Exercise material:
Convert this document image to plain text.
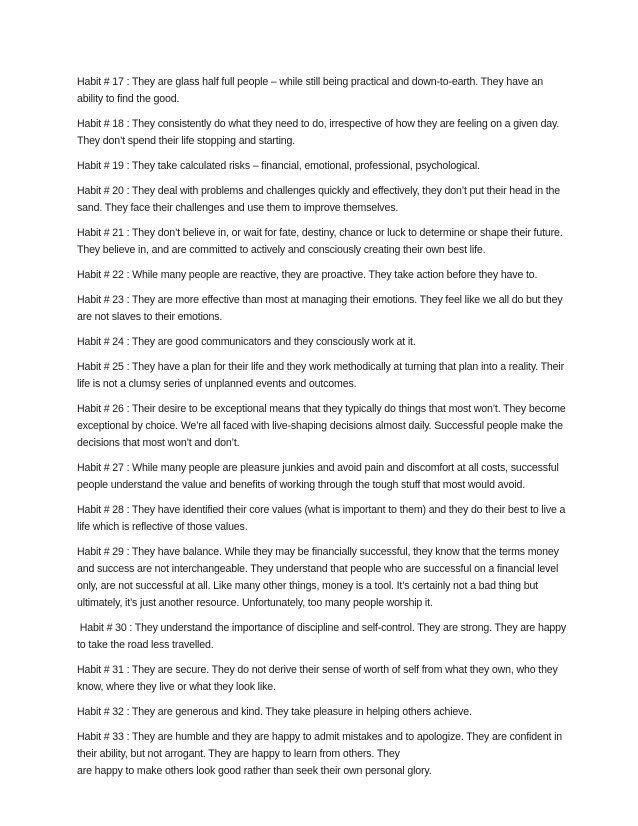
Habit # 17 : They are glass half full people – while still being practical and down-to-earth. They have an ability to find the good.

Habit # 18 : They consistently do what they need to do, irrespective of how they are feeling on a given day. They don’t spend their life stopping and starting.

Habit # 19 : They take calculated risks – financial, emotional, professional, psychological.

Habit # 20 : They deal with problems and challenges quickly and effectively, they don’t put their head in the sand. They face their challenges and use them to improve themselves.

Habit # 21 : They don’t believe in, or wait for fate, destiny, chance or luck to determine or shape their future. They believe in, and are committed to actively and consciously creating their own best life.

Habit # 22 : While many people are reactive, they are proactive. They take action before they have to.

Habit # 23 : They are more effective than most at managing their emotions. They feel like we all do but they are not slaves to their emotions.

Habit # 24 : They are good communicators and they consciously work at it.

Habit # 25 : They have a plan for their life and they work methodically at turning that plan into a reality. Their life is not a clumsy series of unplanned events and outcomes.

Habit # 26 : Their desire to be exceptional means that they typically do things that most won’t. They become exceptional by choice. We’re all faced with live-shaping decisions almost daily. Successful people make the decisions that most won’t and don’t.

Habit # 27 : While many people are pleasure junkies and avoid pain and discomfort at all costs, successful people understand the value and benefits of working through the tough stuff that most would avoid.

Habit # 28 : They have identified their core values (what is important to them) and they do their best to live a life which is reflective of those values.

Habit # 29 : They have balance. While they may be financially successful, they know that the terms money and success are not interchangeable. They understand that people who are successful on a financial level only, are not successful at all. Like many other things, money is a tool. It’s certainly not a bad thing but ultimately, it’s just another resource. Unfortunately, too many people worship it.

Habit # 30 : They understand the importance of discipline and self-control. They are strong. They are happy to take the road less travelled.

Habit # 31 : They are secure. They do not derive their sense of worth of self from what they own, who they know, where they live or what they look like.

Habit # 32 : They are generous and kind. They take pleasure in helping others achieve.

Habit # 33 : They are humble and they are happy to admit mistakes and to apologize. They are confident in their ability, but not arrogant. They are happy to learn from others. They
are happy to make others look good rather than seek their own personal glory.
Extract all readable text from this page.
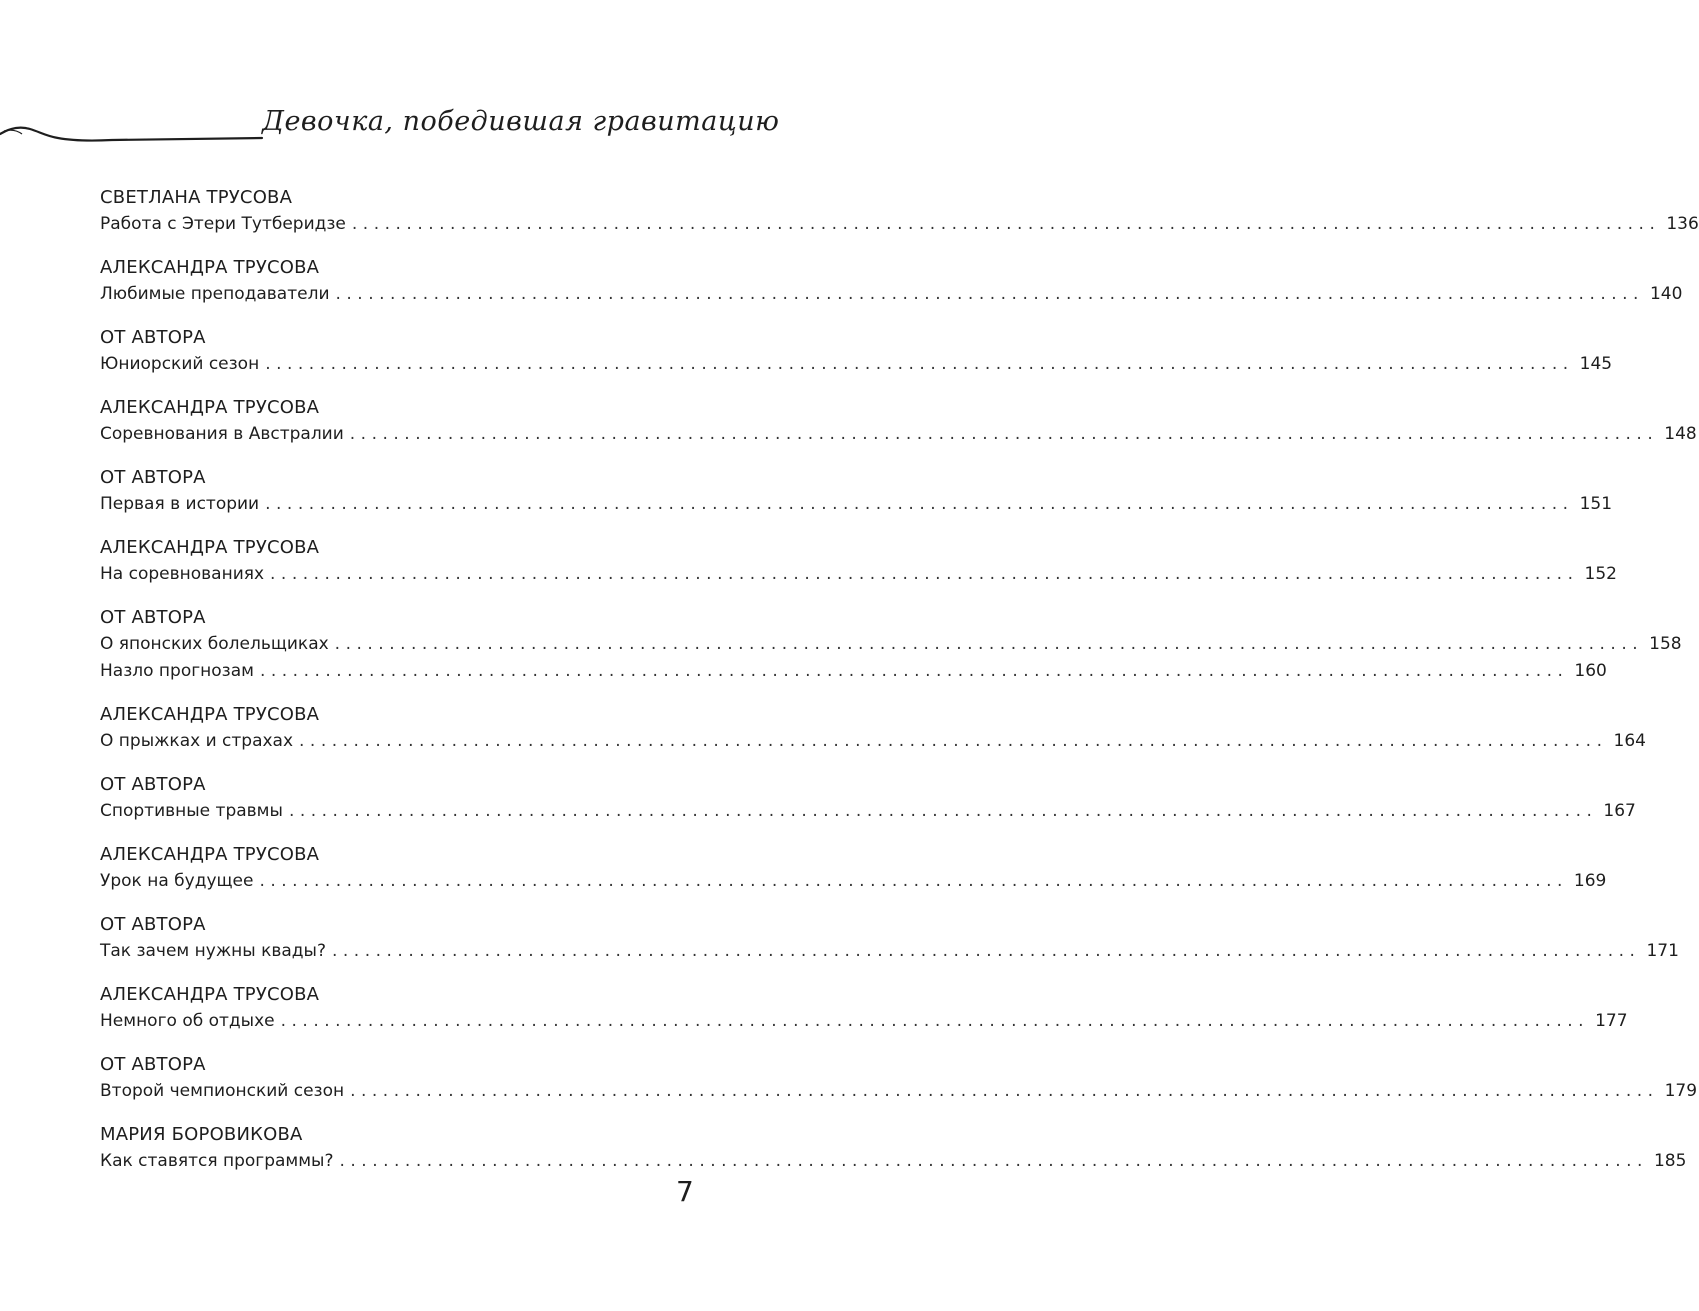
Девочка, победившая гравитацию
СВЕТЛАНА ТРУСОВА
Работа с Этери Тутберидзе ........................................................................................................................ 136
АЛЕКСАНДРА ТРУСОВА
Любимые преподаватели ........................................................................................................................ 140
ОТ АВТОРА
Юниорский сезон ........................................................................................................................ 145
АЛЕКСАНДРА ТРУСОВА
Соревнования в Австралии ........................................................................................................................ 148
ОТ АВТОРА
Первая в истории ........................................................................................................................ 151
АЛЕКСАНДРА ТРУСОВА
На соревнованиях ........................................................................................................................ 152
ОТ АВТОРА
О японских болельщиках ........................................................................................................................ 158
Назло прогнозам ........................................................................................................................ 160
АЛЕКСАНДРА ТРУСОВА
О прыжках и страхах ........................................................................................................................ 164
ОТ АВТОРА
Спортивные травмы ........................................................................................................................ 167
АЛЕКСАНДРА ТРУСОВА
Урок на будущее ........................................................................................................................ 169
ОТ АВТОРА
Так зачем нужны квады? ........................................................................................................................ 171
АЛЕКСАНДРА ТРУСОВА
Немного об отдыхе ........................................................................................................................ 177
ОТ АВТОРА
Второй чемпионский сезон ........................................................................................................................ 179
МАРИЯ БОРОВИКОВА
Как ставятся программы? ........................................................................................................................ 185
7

Task goal:
All the records need to be repeated exactly, with the images dropped.

Output below:
Convert this document image to plain text.
Habit # 17 : They are glass half full people – while still being practical and down-to-earth. They have an ability to find the good.

Habit # 18 : They consistently do what they need to do, irrespective of how they are feeling on a given day. They don’t spend their life stopping and starting.

Habit # 19 : They take calculated risks – financial, emotional, professional, psychological.

Habit # 20 : They deal with problems and challenges quickly and effectively, they don’t put their head in the sand. They face their challenges and use them to improve themselves.

Habit # 21 : They don’t believe in, or wait for fate, destiny, chance or luck to determine or shape their future. They believe in, and are committed to actively and consciously creating their own best life.

Habit # 22 : While many people are reactive, they are proactive. They take action before they have to.

Habit # 23 : They are more effective than most at managing their emotions. They feel like we all do but they are not slaves to their emotions.

Habit # 24 : They are good communicators and they consciously work at it.

Habit # 25 : They have a plan for their life and they work methodically at turning that plan into a reality. Their life is not a clumsy series of unplanned events and outcomes.

Habit # 26 : Their desire to be exceptional means that they typically do things that most won’t. They become exceptional by choice. We’re all faced with live-shaping decisions almost daily. Successful people make the decisions that most won’t and don’t.

Habit # 27 : While many people are pleasure junkies and avoid pain and discomfort at all costs, successful people understand the value and benefits of working through the tough stuff that most would avoid.

Habit # 28 : They have identified their core values (what is important to them) and they do their best to live a life which is reflective of those values.

Habit # 29 : They have balance. While they may be financially successful, they know that the terms money and success are not interchangeable. They understand that people who are successful on a financial level only, are not successful at all. Like many other things, money is a tool. It’s certainly not a bad thing but ultimately, it’s just another resource. Unfortunately, too many people worship it.

Habit # 30 : They understand the importance of discipline and self-control. They are strong. They are happy to take the road less travelled.

Habit # 31 : They are secure. They do not derive their sense of worth of self from what they own, who they know, where they live or what they look like.

Habit # 32 : They are generous and kind. They take pleasure in helping others achieve.

Habit # 33 : They are humble and they are happy to admit mistakes and to apologize. They are confident in their ability, but not arrogant. They are happy to learn from others. They
are happy to make others look good rather than seek their own personal glory.
Extract all readable text from this page.
Девочка, победившая гравитацию
СВЕТЛАНА ТРУСОВА
Работа с Этери Тутберидзе ........................................................................................................................ 136
АЛЕКСАНДРА ТРУСОВА
Любимые преподаватели ........................................................................................................................ 140
ОТ АВТОРА
Юниорский сезон ........................................................................................................................ 145
АЛЕКСАНДРА ТРУСОВА
Соревнования в Австралии ........................................................................................................................ 148
ОТ АВТОРА
Первая в истории ........................................................................................................................ 151
АЛЕКСАНДРА ТРУСОВА
На соревнованиях ........................................................................................................................ 152
ОТ АВТОРА
О японских болельщиках ........................................................................................................................ 158
Назло прогнозам ........................................................................................................................ 160
АЛЕКСАНДРА ТРУСОВА
О прыжках и страхах ........................................................................................................................ 164
ОТ АВТОРА
Спортивные травмы ........................................................................................................................ 167
АЛЕКСАНДРА ТРУСОВА
Урок на будущее ........................................................................................................................ 169
ОТ АВТОРА
Так зачем нужны квады? ........................................................................................................................ 171
АЛЕКСАНДРА ТРУСОВА
Немного об отдыхе ........................................................................................................................ 177
ОТ АВТОРА
Второй чемпионский сезон ........................................................................................................................ 179
МАРИЯ БОРОВИКОВА
Как ставятся программы? ........................................................................................................................ 185
7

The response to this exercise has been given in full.